== Study text ==
:::

Statistical analysis

The analysis was restricted to children with German nationality, which reflects ethnicity rather than place of birth in Germany. Wilcoxon tests, t tests, and χ² tests were computed for bivariate comparisons. The cut-off limit for low levels of α₁-AT was defined as the 5th centile (⩽116 mg/dl) of the population distribution. Baseline pulmonary function values were computed as percent predicted standardised for age, height, and weight separately for girls and boys.³

RESULTS

The participation rates of the two study centres are reported in detail elsewhere.³ Overall, 6399 parents of the 7498 addressed children completed the questionnaire (85.3%), and 5629 of the participants were of German origin (87.8%) (median age 10 years, range 9–13 years). Both lung function measurements and blood samples were obtained for 48.8% of the eligible German children.

Prevalence rates for symptoms and diagnoses of asthma, allergic and respiratory disorders, or a family history of asthma or hay fever were not significantly associated with Pi genotype, or average plasma levels of α₁-AT. The asthma prevalence was 4.9% (n = 4) for PiMZ, 6.5% (n = 8) for PiMS, and 9.2% (n = 279) for other genotypes. Only the prevalence of BHR was increased among subjects with PiMZ (27.8%, 10/36) versus PiMS (19.6%, 11/56) and other genotypes (16.9, 227/1346), being in line with the increased prevalence of BHR among children with low levels of α₁-AT (⩽116 mg/dl v >116 mg/dl) in comparison to children with normal α₁-AT values (23.1%, 12/52 v 16.9%, 234/1382) in the total sample. However, these differences did not reach statistical significance, which may be due to the small numbers in subgroups. No consistent association between plasma levels of α₁-AT and atopic sensitisation was observed.

:::

== Material supplied ==
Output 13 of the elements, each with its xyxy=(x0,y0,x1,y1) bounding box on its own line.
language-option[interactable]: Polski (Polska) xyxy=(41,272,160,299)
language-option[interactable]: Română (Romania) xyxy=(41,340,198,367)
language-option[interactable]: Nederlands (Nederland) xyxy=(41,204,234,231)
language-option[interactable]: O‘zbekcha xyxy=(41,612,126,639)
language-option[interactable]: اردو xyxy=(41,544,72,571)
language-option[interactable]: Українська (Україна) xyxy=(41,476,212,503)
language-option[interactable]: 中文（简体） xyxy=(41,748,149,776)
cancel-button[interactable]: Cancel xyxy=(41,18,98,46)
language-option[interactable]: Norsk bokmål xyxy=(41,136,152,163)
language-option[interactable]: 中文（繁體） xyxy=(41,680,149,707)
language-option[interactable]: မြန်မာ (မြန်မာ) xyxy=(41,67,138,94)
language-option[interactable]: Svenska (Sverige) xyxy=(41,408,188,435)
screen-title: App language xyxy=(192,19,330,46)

:::

== Exercise instructions ==
1. In the α₁-AT study text, what cut-off defined low levels of α₁-AT?
2. Resume the α₁-AT study text after its final sentence.

== Per-task outputs ==
1. The 5th centile of the population distribution (⩽116 mg/dl).

2.
Among children with asthma or BHR, low levels of α₁-AT were related to significant decrements in FEV₁ and MEF₅₀ (table 1). Asthmatics with PiMZ genotype showed similar, though non-significant, reductions in lung function compared with PiMS or other genotypes (mean levels of % predicted (SE): MEF₇₅: 85.9 (19.9) v 101.2 (16.4) v 94.5 (18.2); MEF₅₀: 84.5 (35.1) v 99.0 (12.9) v 91.8 (23.2)).

The severity of asthma, assessed as the frequency of symptoms, hospital admissions, days missing from school, and asthma medication intake, was not affected by low α₁-AT plasma levels. Only BHR was increased among asthmatic children with low levels of α₁-AT compared to asthmatics with normal levels (60%, 3/5 v 35%, 43/123). However, the difference did not reach statistical significance, probably because of the small numbers in the subgroups. The number of asthmatics with PiMZ genotype (n = 4) prohibited further analysis in relation to genotype.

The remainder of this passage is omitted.